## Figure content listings
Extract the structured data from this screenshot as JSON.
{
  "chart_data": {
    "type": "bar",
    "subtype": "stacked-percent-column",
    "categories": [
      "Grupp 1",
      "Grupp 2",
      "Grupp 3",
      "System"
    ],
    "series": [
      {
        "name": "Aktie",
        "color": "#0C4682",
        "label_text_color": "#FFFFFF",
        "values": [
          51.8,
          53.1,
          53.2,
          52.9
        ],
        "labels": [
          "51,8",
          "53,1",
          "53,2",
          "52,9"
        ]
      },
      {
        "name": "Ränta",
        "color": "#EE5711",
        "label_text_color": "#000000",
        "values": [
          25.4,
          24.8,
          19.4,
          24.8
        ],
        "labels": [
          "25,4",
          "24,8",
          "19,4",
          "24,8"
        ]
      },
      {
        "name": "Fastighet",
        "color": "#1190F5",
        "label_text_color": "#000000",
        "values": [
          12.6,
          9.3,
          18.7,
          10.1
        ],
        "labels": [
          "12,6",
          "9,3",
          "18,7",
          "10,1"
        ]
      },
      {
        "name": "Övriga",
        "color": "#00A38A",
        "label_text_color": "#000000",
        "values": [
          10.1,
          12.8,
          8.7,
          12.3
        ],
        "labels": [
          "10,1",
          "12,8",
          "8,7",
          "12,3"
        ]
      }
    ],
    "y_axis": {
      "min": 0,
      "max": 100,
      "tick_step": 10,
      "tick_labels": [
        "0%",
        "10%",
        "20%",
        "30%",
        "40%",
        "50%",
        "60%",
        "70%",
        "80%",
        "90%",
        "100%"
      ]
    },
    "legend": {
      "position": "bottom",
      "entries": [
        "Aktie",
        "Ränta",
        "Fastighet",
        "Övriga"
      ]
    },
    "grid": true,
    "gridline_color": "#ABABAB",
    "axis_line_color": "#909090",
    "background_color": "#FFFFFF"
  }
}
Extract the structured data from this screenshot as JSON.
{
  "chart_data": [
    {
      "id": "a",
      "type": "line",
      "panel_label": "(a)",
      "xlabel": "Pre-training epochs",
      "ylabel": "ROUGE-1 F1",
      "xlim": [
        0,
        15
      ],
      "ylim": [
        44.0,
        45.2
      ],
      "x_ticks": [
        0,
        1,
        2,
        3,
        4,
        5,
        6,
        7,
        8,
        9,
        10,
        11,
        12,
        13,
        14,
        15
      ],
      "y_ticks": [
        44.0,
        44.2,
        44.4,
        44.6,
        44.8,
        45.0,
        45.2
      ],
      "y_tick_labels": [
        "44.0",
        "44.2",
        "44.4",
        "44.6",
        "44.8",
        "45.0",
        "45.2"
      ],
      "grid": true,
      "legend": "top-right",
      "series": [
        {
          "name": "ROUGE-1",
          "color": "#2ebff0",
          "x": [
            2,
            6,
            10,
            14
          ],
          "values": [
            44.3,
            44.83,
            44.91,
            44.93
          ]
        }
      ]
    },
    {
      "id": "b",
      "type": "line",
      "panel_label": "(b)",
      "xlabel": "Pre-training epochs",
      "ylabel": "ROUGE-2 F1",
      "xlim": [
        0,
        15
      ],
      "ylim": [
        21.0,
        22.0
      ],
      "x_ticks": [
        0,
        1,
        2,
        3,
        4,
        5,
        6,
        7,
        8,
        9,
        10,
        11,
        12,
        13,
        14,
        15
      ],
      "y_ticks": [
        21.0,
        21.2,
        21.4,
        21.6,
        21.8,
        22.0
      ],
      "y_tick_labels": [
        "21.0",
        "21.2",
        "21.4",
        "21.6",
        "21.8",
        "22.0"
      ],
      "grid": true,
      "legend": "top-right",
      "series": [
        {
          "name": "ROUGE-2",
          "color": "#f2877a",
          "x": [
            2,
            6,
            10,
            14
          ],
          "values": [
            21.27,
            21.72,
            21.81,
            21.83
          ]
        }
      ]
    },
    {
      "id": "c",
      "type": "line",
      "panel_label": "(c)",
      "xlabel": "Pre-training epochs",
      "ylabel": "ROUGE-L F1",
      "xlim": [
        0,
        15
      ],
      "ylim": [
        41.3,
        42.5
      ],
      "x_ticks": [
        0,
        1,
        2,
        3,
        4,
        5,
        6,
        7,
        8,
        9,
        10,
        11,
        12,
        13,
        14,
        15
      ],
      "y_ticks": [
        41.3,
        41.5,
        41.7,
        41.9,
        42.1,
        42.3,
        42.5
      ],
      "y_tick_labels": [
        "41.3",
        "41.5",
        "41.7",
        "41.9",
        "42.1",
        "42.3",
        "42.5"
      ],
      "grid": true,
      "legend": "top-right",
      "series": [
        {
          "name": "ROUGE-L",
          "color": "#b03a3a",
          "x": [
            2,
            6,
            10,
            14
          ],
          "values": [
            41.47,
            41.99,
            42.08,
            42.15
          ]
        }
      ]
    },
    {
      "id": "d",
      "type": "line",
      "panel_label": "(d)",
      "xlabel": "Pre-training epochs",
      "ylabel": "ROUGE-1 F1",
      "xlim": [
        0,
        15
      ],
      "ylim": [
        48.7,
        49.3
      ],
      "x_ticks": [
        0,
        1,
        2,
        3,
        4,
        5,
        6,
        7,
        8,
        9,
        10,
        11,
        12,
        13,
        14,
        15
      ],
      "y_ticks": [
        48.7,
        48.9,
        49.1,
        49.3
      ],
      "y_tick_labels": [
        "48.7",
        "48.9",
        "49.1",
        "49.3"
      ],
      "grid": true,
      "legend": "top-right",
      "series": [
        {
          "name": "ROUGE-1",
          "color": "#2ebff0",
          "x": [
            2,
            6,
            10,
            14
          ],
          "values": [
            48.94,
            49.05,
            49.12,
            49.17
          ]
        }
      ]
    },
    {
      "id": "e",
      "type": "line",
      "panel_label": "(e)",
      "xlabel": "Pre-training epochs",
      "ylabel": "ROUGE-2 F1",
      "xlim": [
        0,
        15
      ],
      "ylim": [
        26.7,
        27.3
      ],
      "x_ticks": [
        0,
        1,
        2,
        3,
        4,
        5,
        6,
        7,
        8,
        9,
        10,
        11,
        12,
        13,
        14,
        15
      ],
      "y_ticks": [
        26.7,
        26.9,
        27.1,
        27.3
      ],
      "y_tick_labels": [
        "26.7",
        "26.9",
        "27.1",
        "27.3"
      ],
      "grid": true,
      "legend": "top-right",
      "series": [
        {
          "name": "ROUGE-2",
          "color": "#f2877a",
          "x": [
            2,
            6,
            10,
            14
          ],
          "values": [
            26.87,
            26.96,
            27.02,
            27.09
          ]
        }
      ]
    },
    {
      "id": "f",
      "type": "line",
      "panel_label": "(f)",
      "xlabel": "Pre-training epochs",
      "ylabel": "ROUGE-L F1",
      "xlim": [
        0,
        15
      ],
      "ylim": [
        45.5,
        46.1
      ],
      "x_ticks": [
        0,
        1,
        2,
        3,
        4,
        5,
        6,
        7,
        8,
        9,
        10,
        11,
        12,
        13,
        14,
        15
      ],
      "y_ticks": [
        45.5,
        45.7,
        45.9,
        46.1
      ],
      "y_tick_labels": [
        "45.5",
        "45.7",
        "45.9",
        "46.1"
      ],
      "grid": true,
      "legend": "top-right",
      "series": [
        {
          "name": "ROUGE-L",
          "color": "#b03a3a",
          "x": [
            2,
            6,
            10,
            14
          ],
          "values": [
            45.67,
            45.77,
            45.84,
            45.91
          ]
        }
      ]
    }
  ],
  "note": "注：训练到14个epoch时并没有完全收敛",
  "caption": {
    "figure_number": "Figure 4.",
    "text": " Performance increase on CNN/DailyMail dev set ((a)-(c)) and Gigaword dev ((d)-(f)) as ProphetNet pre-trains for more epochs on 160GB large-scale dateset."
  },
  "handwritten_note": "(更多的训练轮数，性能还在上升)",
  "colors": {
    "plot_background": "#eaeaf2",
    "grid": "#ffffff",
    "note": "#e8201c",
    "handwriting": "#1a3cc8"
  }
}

## Task goal
Check every line of the listing for the string "name" and report how many lines have it, as a number alone.

## Solution to this task
10